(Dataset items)
(begin)

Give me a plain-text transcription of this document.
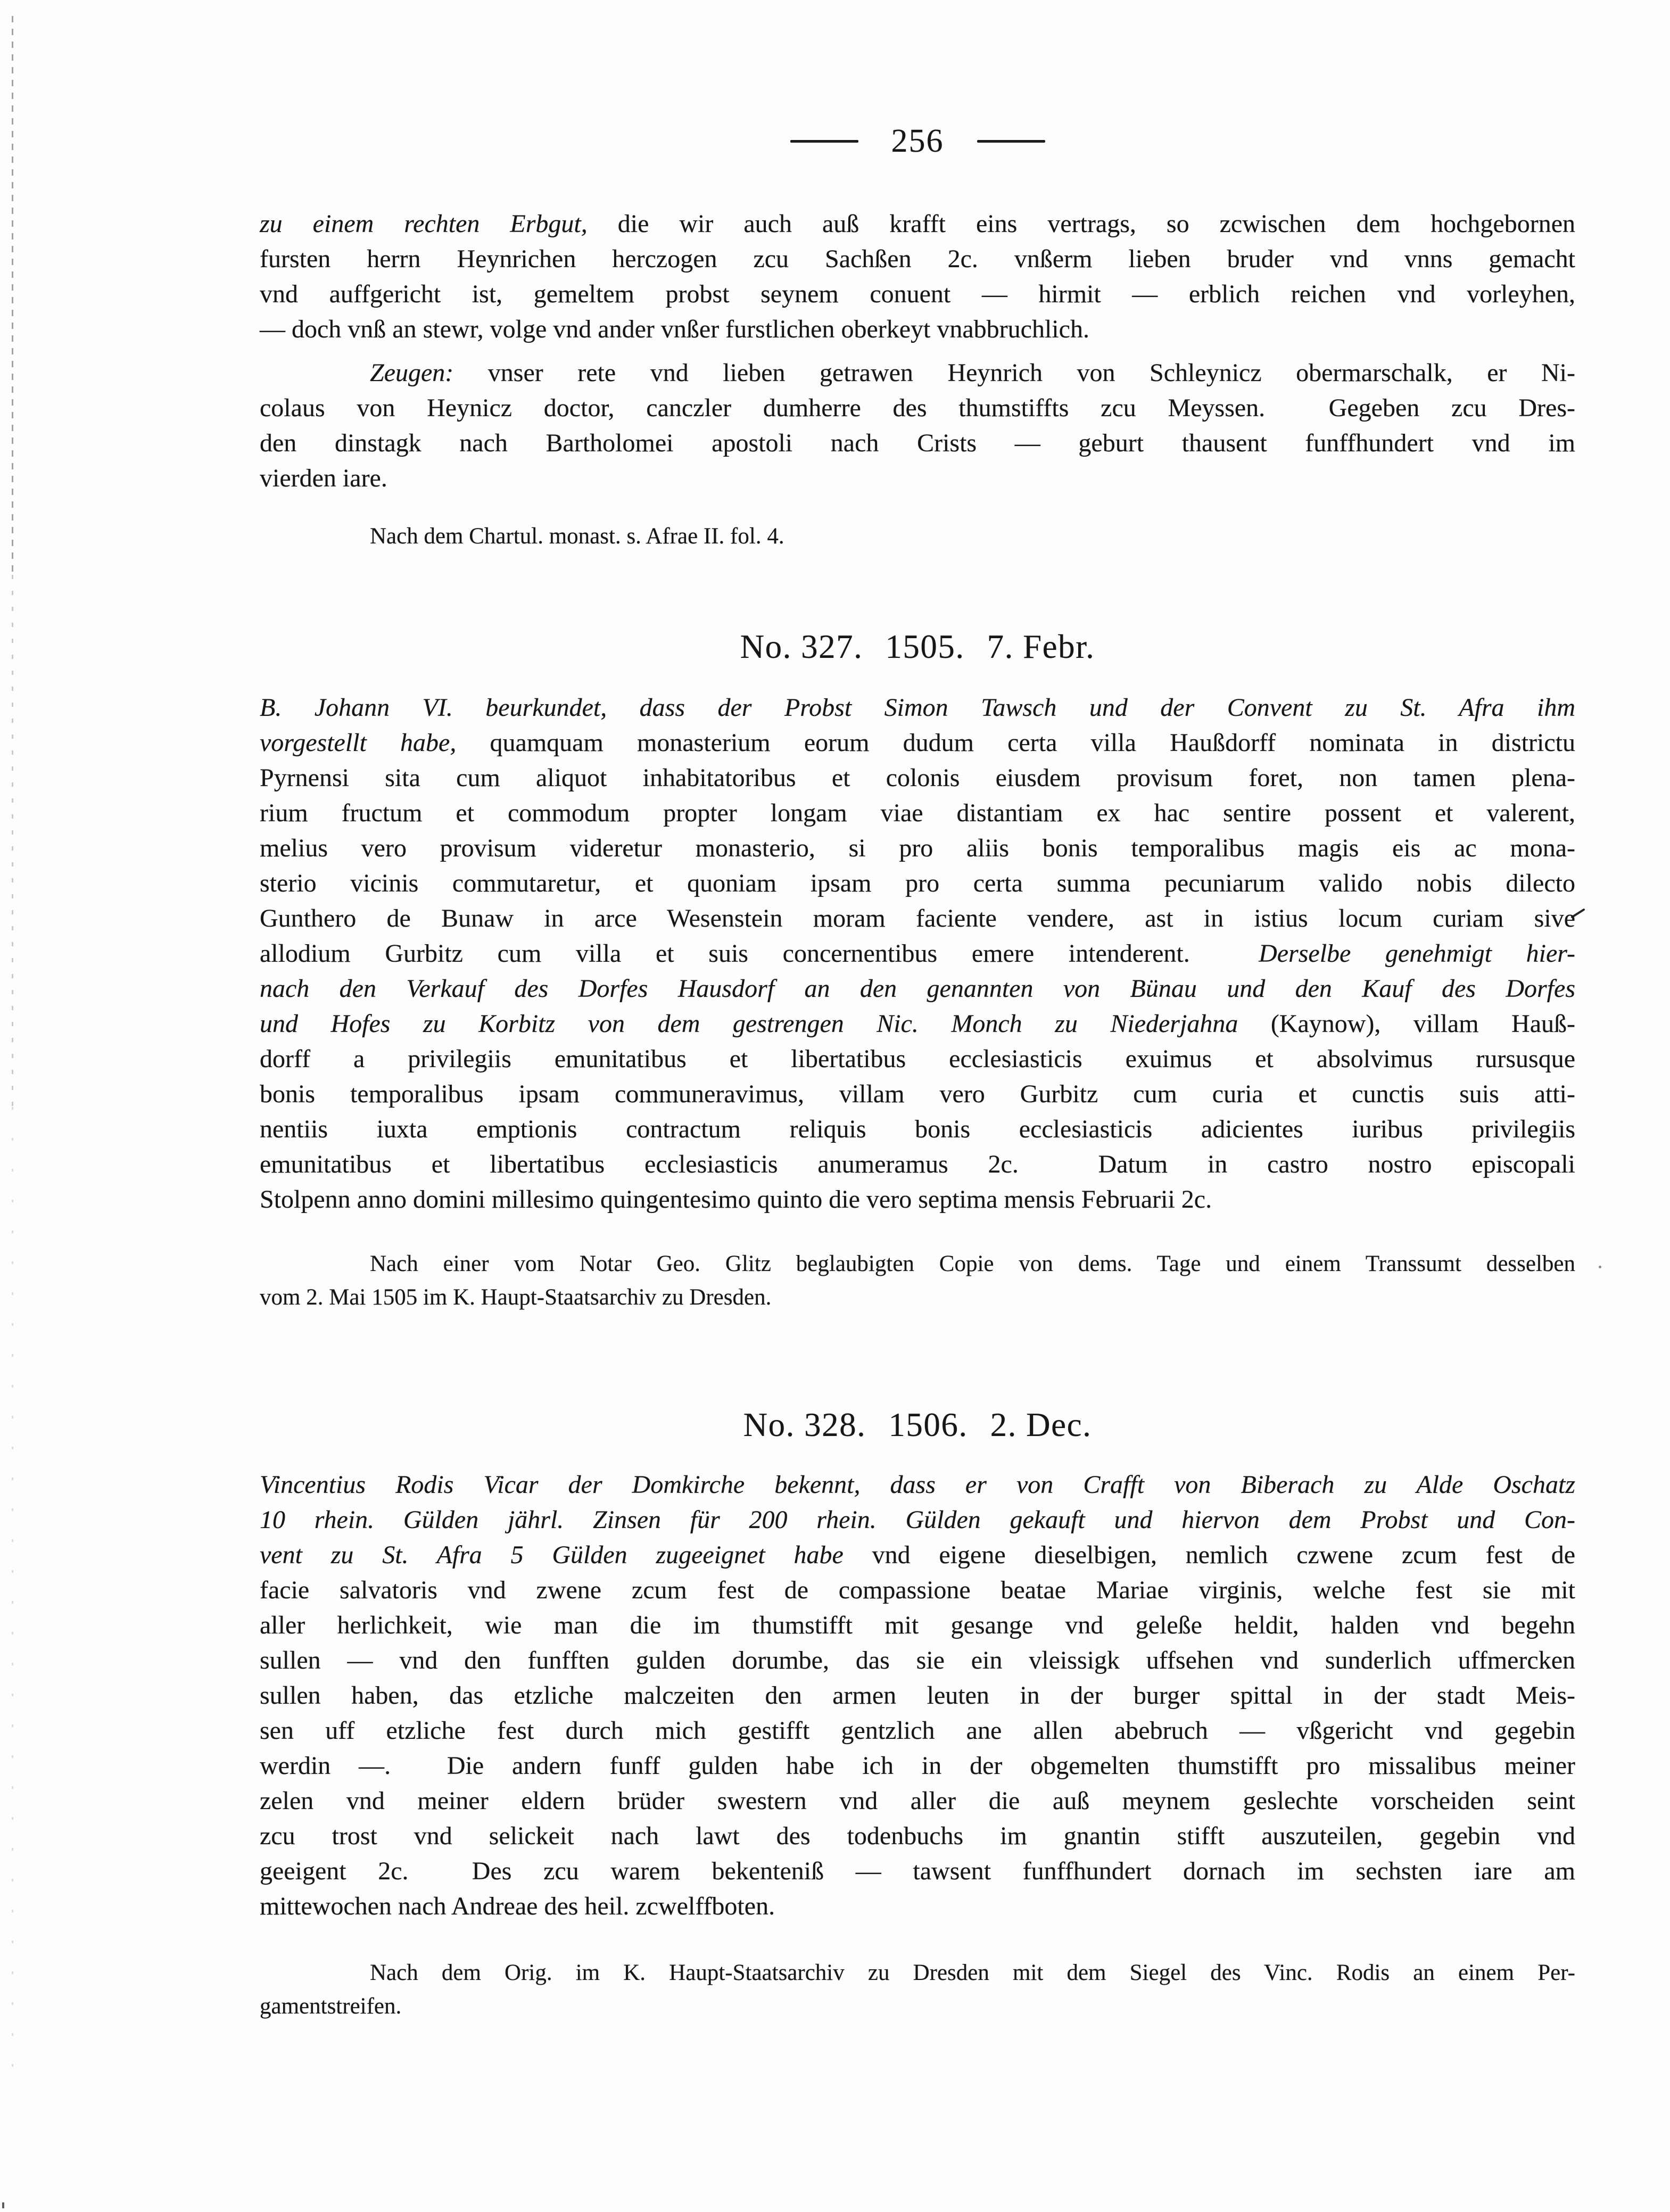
256
zu einem rechten Erbgut, die wir auch auß krafft eins vertrags, so zcwischen dem hochgebornen
fursten herrn Heynrichen herczogen zcu Sachßen 2c. vnßerm lieben bruder vnd vnns gemacht
vnd auffgericht ist, gemeltem probst seynem conuent — hirmit — erblich reichen vnd vorleyhen,
— doch vnß an stewr, volge vnd ander vnßer furstlichen oberkeyt vnabbruchlich.
Zeugen: vnser rete vnd lieben getrawen Heynrich von Schleynicz obermarschalk, er Ni-
colaus von Heynicz doctor, canczler dumherre des thumstiffts zcu Meyssen.  Gegeben zcu Dres-
den dinstagk nach Bartholomei apostoli nach Crists — geburt thausent funffhundert vnd im
vierden iare.
Nach dem Chartul. monast. s. Afrae II. fol. 4.
No. 327. 1505. 7. Febr.
B. Johann VI. beurkundet, dass der Probst Simon Tawsch und der Convent zu St. Afra ihm
vorgestellt habe, quamquam monasterium eorum dudum certa villa Haußdorff nominata in districtu
Pyrnensi sita cum aliquot inhabitatoribus et colonis eiusdem provisum foret, non tamen plena-
rium fructum et commodum propter longam viae distantiam ex hac sentire possent et valerent,
melius vero provisum videretur monasterio, si pro aliis bonis temporalibus magis eis ac mona-
sterio vicinis commutaretur, et quoniam ipsam pro certa summa pecuniarum valido nobis dilecto
Gunthero de Bunaw in arce Wesenstein moram faciente vendere, ast in istius locum curiam sive
allodium Gurbitz cum villa et suis concernentibus emere intenderent.  Derselbe genehmigt hier-
nach den Verkauf des Dorfes Hausdorf an den genannten von Bünau und den Kauf des Dorfes
und Hofes zu Korbitz von dem gestrengen Nic. Monch zu Niederjahna (Kaynow), villam Hauß-
dorff a privilegiis emunitatibus et libertatibus ecclesiasticis exuimus et absolvimus rursusque
bonis temporalibus ipsam communeravimus, villam vero Gurbitz cum curia et cunctis suis atti-
nentiis iuxta emptionis contractum reliquis bonis ecclesiasticis adicientes iuribus privilegiis
emunitatibus et libertatibus ecclesiasticis anumeramus 2c.  Datum in castro nostro episcopali
Stolpenn anno domini millesimo quingentesimo quinto die vero septima mensis Februarii 2c.
Nach einer vom Notar Geo. Glitz beglaubigten Copie von dems. Tage und einem Transsumt desselben
vom 2. Mai 1505 im K. Haupt-Staatsarchiv zu Dresden.
No. 328. 1506. 2. Dec.
Vincentius Rodis Vicar der Domkirche bekennt, dass er von Crafft von Biberach zu Alde Oschatz
10 rhein. Gülden jährl. Zinsen für 200 rhein. Gülden gekauft und hiervon dem Probst und Con-
vent zu St. Afra 5 Gülden zugeeignet habe vnd eigene dieselbigen, nemlich czwene zcum fest de
facie salvatoris vnd zwene zcum fest de compassione beatae Mariae virginis, welche fest sie mit
aller herlichkeit, wie man die im thumstifft mit gesange vnd geleße heldit, halden vnd begehn
sullen — vnd den funfften gulden dorumbe, das sie ein vleissigk uffsehen vnd sunderlich uffmercken
sullen haben, das etzliche malczeiten den armen leuten in der burger spittal in der stadt Meis-
sen uff etzliche fest durch mich gestifft gentzlich ane allen abebruch — vßgericht vnd gegebin
werdin —.  Die andern funff gulden habe ich in der obgemelten thumstifft pro missalibus meiner
zelen vnd meiner eldern brüder swestern vnd aller die auß meynem geslechte vorscheiden seint
zcu trost vnd selickeit nach lawt des todenbuchs im gnantin stifft auszuteilen, gegebin vnd
geeigent 2c.  Des zcu warem bekenteniß — tawsent funffhundert dornach im sechsten iare am
mittewochen nach Andreae des heil. zcwelffboten.
Nach dem Orig. im K. Haupt-Staatsarchiv zu Dresden mit dem Siegel des Vinc. Rodis an einem Per-
gamentstreifen.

(end)

Using the material above, copy every line in which the string "certa" occurs.

vorgestellt habe, quamquam monasterium eorum dudum certa villa Haußdorff nominata in districtu
sterio vicinis commutaretur, et quoniam ipsam pro certa summa pecuniarum valido nobis dilecto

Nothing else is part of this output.